_SOURCE DOCUMENT_
· · · ·

5. Conclusions and Outlook

5.1. Conclusions

This paper conducts in-depth research on the security and stability issues of the Vehicle–Grid Interaction Cyber–Physical System (CPSVG) when facing FDIA. The main work and conclusions of this paper are summarized as follows:

(1)

This paper first analyzes the structural characteristics of the CPSVG system and its vulnerability to cyberattacks, and points out that FDIA, due to its high concealment and strong destructiveness, has become a key factor threatening system security.

(2)

To effectively defend against FDIA, this paper proposes a two-stage defense strategy. The strategy first uses the KNN algorithm to analyze the system measurement data, realizing accurate localization of the attack data source. Subsequently, for the located contaminated data, a Graph Autoencoder (GAE) model is used for data reconstruction to restore the key information distorted by the attack.

(3)

· · · ·

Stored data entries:
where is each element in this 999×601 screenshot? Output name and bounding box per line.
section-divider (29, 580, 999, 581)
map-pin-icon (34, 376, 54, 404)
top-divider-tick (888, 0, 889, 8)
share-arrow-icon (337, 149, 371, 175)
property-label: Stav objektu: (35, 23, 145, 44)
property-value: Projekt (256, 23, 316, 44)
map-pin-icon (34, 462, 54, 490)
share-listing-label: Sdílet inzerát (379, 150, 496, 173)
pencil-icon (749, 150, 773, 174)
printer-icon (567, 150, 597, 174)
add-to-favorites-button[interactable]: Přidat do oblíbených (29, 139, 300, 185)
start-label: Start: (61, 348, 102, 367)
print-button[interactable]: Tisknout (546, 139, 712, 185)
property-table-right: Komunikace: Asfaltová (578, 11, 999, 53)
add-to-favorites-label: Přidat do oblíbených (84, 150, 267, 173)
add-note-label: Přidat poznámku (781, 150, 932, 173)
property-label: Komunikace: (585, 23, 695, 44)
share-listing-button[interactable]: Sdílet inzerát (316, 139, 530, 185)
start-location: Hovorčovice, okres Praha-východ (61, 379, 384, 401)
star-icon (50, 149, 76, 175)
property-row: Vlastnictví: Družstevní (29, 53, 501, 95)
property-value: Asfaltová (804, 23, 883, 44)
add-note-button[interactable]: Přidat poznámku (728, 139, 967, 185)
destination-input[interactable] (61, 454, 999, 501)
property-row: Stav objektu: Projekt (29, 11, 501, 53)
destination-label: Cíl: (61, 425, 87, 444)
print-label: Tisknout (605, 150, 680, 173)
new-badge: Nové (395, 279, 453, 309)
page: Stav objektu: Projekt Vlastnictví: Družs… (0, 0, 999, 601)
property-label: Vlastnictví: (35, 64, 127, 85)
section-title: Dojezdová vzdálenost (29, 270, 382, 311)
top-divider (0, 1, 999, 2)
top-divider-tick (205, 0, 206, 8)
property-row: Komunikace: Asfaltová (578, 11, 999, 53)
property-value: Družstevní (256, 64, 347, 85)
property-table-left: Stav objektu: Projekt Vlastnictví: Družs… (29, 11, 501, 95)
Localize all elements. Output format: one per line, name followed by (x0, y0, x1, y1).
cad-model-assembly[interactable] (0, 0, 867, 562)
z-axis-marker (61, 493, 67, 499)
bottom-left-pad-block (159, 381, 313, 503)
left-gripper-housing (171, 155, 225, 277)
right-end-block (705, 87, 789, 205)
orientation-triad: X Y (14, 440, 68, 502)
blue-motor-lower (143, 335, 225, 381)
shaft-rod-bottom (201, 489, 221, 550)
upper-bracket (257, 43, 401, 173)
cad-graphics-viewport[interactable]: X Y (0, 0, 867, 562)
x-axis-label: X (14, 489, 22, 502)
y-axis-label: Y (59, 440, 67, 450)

· · · ·

_EXERCISES TO COMPLETE_
[1] According to the conclusions section, what algorithm does the defense strategy use first to locate the attack data source?
[2] Copy the passage of the conclusions section that begins with the words containing "5. Conclusions and" and ends with "threatening system security.".
These entries were taken from a different source than the conclusions section.

_SOLUTION SET_
[1] The KNN algorithm.

[2]
5. Conclusions and Outlook

5.1. Conclusions

This paper conducts in-depth research on the security and stability issues of the Vehicle–Grid Interaction Cyber–Physical System (CPSVG) when facing FDIA. The main work and conclusions of this paper are summarized as follows:

(1)

This paper first analyzes the structural characteristics of the CPSVG system and its vulnerability to cyberattacks, and points out that FDIA, due to its high concealment and strong destructiveness, has become a key factor threatening system security.